What to work on – Transcribe the records below in full; pictures stay out of the copy.
★ ★ ★ ★ ★ ★ ★
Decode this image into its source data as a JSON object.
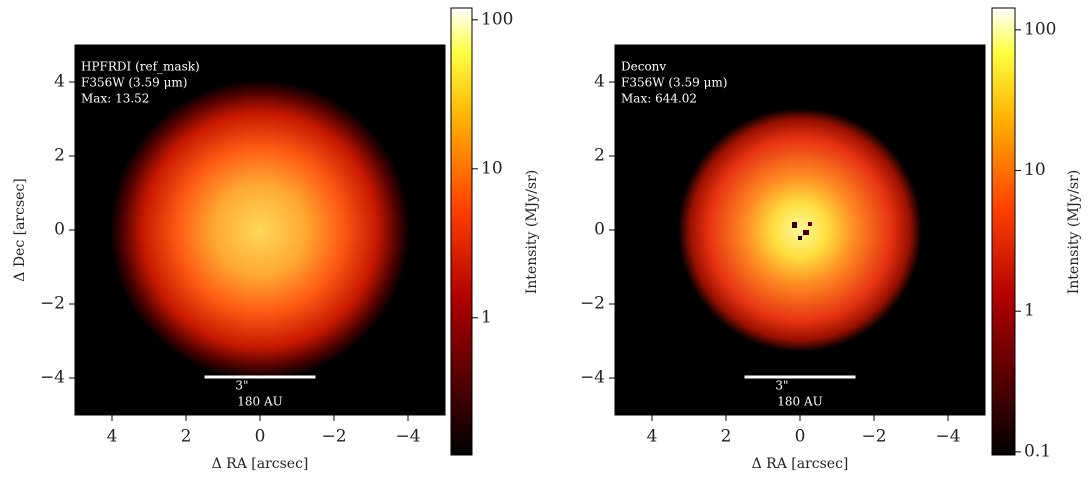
{
  "chart_data": [
    {
      "type": "image",
      "annotations": [
        "HPFRDI (ref_mask)",
        "F356W (3.59 μm)",
        "Max: 13.52"
      ],
      "xlabel": "Δ RA [arcsec]",
      "ylabel": "Δ Dec [arcsec]",
      "xlim": [
        5,
        -5
      ],
      "ylim": [
        -5,
        5
      ],
      "xticks": [
        4,
        2,
        0,
        {
          "value": -2,
          "label": "−2"
        },
        {
          "value": -4,
          "label": "−4"
        }
      ],
      "yticks": [
        {
          "value": -4,
          "label": "−4"
        },
        {
          "value": -2,
          "label": "−2"
        },
        0,
        2,
        4
      ],
      "scalebar": {
        "length": 3,
        "label": "3\"",
        "sublabel": "180 AU"
      },
      "colorbar": {
        "label": "Intensity (MJy/sr)",
        "scale": "log",
        "lim": [
          0.12,
          120
        ],
        "ticks": [
          1,
          10,
          100
        ]
      }
    },
    {
      "type": "image",
      "annotations": [
        "Deconv",
        "F356W (3.59 μm)",
        "Max: 644.02"
      ],
      "xlabel": "Δ RA [arcsec]",
      "ylabel": null,
      "xlim": [
        5,
        -5
      ],
      "ylim": [
        -5,
        5
      ],
      "xticks": [
        4,
        2,
        0,
        {
          "value": -2,
          "label": "−2"
        },
        {
          "value": -4,
          "label": "−4"
        }
      ],
      "yticks": [
        {
          "value": -4,
          "label": "−4"
        },
        {
          "value": -2,
          "label": "−2"
        },
        0,
        2,
        4
      ],
      "scalebar": {
        "length": 3,
        "label": "3\"",
        "sublabel": "180 AU"
      },
      "colorbar": {
        "label": "Intensity (MJy/sr)",
        "scale": "log",
        "lim": [
          0.095,
          143
        ],
        "ticks": [
          0.1,
          1,
          10,
          100
        ]
      }
    }
  ]
}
★ ★ ★ ★ ★ ★ ★
Answer to this problem –
Decode this image into its source data as a JSON object.
{
  "chart_data": [
    {
      "type": "image",
      "annotations": [
        "HPFRDI (ref_mask)",
        "F356W (3.59 μm)",
        "Max: 13.52"
      ],
      "xlabel": "Δ RA [arcsec]",
      "ylabel": "Δ Dec [arcsec]",
      "xlim": [
        5,
        -5
      ],
      "ylim": [
        -5,
        5
      ],
      "xticks": [
        4,
        2,
        0,
        {
          "value": -2,
          "label": "−2"
        },
        {
          "value": -4,
          "label": "−4"
        }
      ],
      "yticks": [
        {
          "value": -4,
          "label": "−4"
        },
        {
          "value": -2,
          "label": "−2"
        },
        0,
        2,
        4
      ],
      "scalebar": {
        "length": 3,
        "label": "3\"",
        "sublabel": "180 AU"
      },
      "colorbar": {
        "label": "Intensity (MJy/sr)",
        "scale": "log",
        "lim": [
          0.12,
          120
        ],
        "ticks": [
          1,
          10,
          100
        ]
      }
    },
    {
      "type": "image",
      "annotations": [
        "Deconv",
        "F356W (3.59 μm)",
        "Max: 644.02"
      ],
      "xlabel": "Δ RA [arcsec]",
      "ylabel": null,
      "xlim": [
        5,
        -5
      ],
      "ylim": [
        -5,
        5
      ],
      "xticks": [
        4,
        2,
        0,
        {
          "value": -2,
          "label": "−2"
        },
        {
          "value": -4,
          "label": "−4"
        }
      ],
      "yticks": [
        {
          "value": -4,
          "label": "−4"
        },
        {
          "value": -2,
          "label": "−2"
        },
        0,
        2,
        4
      ],
      "scalebar": {
        "length": 3,
        "label": "3\"",
        "sublabel": "180 AU"
      },
      "colorbar": {
        "label": "Intensity (MJy/sr)",
        "scale": "log",
        "lim": [
          0.095,
          143
        ],
        "ticks": [
          0.1,
          1,
          10,
          100
        ]
      }
    }
  ]
}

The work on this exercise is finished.